The records below must be transcribed exactly. Do not include the pictures.

• • • • •

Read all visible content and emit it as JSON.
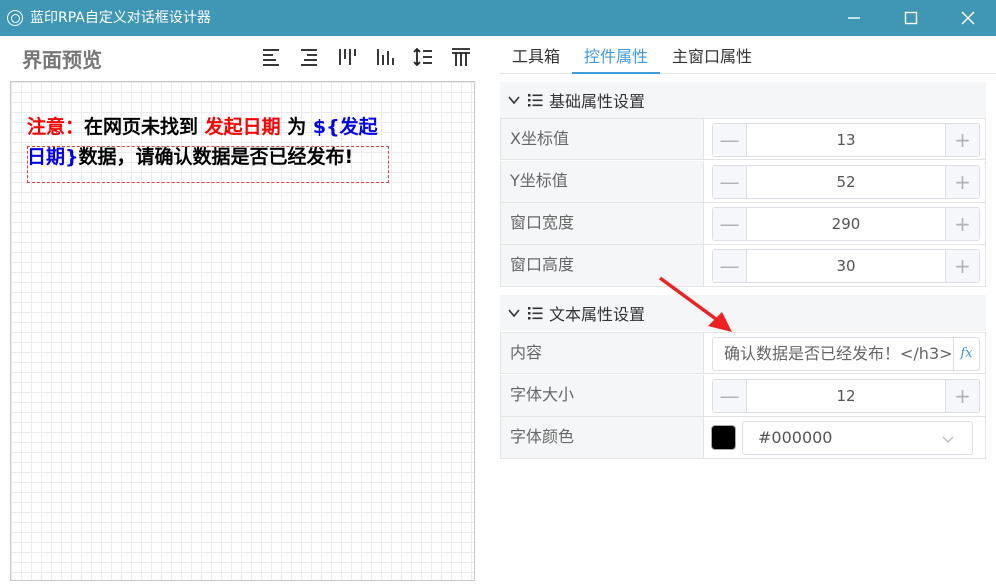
{
  "window": {
    "title": "蓝印RPA自定义对话框设计器",
    "icon": "app-logo-icon"
  },
  "preview": {
    "title": "界面预览",
    "toolbar_icons": [
      "align-left-icon",
      "align-right-icon",
      "align-top-icon",
      "align-bottom-icon",
      "same-height-icon",
      "distribute-vertical-icon"
    ],
    "canvas_text": {
      "part1": "注意：",
      "part2": "在网页未找到 ",
      "part3": "发起日期",
      "part4": " 为 ",
      "part5": "${发起日期}",
      "part6": "数据，请确认数据是否已经发布!"
    }
  },
  "tabs": [
    {
      "label": "工具箱",
      "active": false
    },
    {
      "label": "控件属性",
      "active": true
    },
    {
      "label": "主窗口属性",
      "active": false
    }
  ],
  "basic_section": {
    "title": "基础属性设置",
    "rows": [
      {
        "label": "X坐标值",
        "value": "13"
      },
      {
        "label": "Y坐标值",
        "value": "52"
      },
      {
        "label": "窗口宽度",
        "value": "290"
      },
      {
        "label": "窗口高度",
        "value": "30"
      }
    ]
  },
  "text_section": {
    "title": "文本属性设置",
    "content_label": "内容",
    "content_value": "确认数据是否已经发布！</h3>",
    "fx_label": "fx",
    "font_size_label": "字体大小",
    "font_size_value": "12",
    "font_color_label": "字体颜色",
    "font_color_value": "#000000"
  },
  "colors": {
    "titlebar": "#3f96b5",
    "accent": "#3f9ae0",
    "arrow": "#ee2222"
  }
}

• • • • •

- **ANSWER TO THE PROBLEM**:
Read all visible content and emit it as JSON.
{
  "window": {
    "title": "蓝印RPA自定义对话框设计器",
    "icon": "app-logo-icon"
  },
  "preview": {
    "title": "界面预览",
    "toolbar_icons": [
      "align-left-icon",
      "align-right-icon",
      "align-top-icon",
      "align-bottom-icon",
      "same-height-icon",
      "distribute-vertical-icon"
    ],
    "canvas_text": {
      "part1": "注意：",
      "part2": "在网页未找到 ",
      "part3": "发起日期",
      "part4": " 为 ",
      "part5": "${发起日期}",
      "part6": "数据，请确认数据是否已经发布!"
    }
  },
  "tabs": [
    {
      "label": "工具箱",
      "active": false
    },
    {
      "label": "控件属性",
      "active": true
    },
    {
      "label": "主窗口属性",
      "active": false
    }
  ],
  "basic_section": {
    "title": "基础属性设置",
    "rows": [
      {
        "label": "X坐标值",
        "value": "13"
      },
      {
        "label": "Y坐标值",
        "value": "52"
      },
      {
        "label": "窗口宽度",
        "value": "290"
      },
      {
        "label": "窗口高度",
        "value": "30"
      }
    ]
  },
  "text_section": {
    "title": "文本属性设置",
    "content_label": "内容",
    "content_value": "确认数据是否已经发布！</h3>",
    "fx_label": "fx",
    "font_size_label": "字体大小",
    "font_size_value": "12",
    "font_color_label": "字体颜色",
    "font_color_value": "#000000"
  },
  "colors": {
    "titlebar": "#3f96b5",
    "accent": "#3f9ae0",
    "arrow": "#ee2222"
  }
}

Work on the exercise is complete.